*Task goal:* Copy out all lines of the records in which the word "What" appears.
* begin Records for this task *
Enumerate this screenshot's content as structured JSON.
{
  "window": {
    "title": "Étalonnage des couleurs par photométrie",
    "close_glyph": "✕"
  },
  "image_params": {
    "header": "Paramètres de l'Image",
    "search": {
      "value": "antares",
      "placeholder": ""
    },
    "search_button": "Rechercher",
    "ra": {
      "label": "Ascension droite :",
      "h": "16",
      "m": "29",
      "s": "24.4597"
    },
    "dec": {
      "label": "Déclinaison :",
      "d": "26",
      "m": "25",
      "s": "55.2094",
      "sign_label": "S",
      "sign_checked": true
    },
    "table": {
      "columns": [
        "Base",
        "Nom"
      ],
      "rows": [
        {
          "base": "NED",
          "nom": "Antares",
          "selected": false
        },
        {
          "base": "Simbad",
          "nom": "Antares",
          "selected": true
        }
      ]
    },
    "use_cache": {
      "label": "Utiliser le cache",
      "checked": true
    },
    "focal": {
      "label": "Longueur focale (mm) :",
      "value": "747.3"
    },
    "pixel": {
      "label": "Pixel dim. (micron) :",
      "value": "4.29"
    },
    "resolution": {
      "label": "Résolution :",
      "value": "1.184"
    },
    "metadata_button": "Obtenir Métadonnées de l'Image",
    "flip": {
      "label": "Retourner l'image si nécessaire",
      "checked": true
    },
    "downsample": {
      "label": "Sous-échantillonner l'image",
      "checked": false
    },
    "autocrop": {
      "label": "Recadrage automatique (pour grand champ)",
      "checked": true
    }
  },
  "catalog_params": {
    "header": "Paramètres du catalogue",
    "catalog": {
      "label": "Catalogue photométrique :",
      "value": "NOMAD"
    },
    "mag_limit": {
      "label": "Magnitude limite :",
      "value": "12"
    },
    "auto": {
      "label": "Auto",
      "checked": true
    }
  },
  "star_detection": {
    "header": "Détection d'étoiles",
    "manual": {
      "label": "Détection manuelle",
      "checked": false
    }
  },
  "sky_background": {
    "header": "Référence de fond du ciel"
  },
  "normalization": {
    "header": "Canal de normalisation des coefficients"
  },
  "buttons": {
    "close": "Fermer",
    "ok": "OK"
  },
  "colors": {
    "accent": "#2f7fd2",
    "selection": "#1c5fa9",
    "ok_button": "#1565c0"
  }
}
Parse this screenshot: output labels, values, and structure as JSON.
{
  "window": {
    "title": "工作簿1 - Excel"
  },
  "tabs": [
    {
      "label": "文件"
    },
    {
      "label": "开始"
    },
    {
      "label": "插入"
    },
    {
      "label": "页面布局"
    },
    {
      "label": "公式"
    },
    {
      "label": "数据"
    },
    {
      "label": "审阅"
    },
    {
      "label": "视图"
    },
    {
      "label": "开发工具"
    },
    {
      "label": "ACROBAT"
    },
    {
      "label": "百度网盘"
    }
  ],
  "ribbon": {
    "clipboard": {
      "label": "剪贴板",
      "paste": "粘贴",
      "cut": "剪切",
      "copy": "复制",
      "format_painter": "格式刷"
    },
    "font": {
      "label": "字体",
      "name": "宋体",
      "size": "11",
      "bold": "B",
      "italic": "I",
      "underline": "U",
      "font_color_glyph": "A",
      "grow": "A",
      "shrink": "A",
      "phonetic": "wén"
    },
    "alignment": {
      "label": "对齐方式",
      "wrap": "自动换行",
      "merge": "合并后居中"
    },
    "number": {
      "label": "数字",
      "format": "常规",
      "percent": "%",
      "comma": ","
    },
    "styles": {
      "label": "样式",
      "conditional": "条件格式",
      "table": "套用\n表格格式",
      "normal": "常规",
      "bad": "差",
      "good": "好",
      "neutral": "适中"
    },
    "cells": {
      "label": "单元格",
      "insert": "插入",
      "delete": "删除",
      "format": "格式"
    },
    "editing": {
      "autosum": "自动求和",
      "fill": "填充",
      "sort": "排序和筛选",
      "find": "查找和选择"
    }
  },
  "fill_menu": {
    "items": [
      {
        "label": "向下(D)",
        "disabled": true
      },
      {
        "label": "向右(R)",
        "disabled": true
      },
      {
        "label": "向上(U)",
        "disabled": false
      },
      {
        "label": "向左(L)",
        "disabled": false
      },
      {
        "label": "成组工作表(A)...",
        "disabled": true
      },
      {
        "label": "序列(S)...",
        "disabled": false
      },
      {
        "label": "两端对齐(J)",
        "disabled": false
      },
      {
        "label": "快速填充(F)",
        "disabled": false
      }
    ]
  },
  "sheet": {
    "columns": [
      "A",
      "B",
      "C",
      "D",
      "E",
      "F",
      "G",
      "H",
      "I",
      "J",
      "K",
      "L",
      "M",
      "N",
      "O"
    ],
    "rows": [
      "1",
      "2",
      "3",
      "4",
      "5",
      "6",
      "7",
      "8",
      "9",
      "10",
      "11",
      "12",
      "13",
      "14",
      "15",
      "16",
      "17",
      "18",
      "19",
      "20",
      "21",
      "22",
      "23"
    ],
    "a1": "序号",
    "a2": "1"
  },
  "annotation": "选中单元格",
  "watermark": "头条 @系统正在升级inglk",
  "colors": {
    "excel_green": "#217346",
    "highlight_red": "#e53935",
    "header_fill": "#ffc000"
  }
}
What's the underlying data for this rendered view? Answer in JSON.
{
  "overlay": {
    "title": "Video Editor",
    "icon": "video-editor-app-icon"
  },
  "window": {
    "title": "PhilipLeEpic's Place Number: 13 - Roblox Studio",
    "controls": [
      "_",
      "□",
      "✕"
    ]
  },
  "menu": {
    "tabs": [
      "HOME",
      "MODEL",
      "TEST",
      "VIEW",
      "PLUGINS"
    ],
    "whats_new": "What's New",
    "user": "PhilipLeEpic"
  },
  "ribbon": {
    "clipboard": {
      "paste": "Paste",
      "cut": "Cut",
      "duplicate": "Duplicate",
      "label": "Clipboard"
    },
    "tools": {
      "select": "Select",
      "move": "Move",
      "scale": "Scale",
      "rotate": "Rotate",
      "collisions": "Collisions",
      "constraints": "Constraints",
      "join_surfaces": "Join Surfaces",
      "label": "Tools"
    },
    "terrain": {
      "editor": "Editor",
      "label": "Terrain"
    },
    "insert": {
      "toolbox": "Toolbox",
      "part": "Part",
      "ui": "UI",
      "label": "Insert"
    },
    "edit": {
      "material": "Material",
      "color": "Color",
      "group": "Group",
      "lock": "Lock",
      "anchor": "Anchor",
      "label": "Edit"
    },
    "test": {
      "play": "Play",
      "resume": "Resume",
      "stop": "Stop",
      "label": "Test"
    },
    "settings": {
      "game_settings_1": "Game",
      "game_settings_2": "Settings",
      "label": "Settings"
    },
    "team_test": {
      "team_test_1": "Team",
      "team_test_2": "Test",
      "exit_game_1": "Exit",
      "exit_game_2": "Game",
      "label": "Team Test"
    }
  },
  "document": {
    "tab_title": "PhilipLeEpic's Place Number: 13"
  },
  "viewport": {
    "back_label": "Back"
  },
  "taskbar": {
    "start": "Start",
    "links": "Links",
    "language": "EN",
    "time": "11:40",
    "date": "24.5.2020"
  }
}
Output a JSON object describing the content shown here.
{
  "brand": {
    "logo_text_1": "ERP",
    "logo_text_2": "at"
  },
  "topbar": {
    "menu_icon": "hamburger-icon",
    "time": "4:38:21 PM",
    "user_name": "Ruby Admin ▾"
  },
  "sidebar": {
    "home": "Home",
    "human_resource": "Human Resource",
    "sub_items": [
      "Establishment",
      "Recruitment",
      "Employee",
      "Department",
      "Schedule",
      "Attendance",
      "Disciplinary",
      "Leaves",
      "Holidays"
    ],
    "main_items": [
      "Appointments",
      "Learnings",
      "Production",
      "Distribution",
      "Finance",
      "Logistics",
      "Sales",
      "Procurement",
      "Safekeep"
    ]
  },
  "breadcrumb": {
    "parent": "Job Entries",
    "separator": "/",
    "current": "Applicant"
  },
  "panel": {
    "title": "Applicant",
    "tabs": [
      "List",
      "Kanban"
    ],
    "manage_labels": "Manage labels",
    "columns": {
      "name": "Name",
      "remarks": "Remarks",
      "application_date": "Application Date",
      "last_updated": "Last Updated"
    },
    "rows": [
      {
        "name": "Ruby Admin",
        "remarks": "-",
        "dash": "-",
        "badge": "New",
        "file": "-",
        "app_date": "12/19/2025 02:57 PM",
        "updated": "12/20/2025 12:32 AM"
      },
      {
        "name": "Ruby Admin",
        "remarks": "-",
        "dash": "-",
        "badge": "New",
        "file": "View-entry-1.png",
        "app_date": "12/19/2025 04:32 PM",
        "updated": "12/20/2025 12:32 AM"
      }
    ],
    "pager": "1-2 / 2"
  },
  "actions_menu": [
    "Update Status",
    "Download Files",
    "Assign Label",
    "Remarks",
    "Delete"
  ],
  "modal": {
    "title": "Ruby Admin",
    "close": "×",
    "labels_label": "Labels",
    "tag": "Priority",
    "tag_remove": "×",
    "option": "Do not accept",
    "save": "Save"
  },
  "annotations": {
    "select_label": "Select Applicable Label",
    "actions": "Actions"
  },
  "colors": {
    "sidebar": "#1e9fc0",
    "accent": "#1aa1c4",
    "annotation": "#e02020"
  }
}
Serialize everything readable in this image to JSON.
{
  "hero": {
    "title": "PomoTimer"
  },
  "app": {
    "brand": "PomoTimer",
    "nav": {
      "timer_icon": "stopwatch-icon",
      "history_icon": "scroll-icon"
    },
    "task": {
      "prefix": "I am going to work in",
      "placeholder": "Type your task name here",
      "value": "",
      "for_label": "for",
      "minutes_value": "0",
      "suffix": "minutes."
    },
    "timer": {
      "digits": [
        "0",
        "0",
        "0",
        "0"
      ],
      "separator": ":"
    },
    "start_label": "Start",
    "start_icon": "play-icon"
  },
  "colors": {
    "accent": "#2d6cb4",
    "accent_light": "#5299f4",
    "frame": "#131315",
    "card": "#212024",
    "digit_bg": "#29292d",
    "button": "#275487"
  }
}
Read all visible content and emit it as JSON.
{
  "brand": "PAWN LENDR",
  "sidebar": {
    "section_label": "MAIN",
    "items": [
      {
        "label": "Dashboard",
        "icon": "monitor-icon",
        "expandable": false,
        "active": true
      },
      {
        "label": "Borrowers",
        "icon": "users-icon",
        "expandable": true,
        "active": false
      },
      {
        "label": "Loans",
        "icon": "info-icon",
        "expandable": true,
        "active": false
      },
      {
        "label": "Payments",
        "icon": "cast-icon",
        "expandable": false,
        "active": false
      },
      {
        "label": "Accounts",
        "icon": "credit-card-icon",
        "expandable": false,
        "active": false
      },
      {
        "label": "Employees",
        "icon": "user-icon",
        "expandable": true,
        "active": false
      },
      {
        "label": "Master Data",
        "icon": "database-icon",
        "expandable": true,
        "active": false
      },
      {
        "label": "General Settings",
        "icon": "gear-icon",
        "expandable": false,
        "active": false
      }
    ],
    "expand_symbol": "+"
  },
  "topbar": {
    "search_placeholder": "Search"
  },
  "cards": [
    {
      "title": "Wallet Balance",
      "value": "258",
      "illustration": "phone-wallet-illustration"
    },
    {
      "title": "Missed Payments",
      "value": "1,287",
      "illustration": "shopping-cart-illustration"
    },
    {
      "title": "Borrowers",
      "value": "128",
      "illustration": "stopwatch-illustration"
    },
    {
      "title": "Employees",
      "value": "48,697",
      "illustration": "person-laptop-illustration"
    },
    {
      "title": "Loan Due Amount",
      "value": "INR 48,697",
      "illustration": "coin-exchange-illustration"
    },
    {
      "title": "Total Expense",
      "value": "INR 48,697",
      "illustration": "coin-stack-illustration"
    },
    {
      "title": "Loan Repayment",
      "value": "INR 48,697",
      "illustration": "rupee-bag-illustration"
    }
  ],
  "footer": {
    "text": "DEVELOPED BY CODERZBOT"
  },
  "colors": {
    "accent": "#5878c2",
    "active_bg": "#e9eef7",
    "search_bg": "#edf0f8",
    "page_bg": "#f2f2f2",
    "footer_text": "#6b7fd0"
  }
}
* end Records for this task *
*Full answer:*
What's the underlying data for this rendered view? Answer in JSON.
    "whats_new": "What's New",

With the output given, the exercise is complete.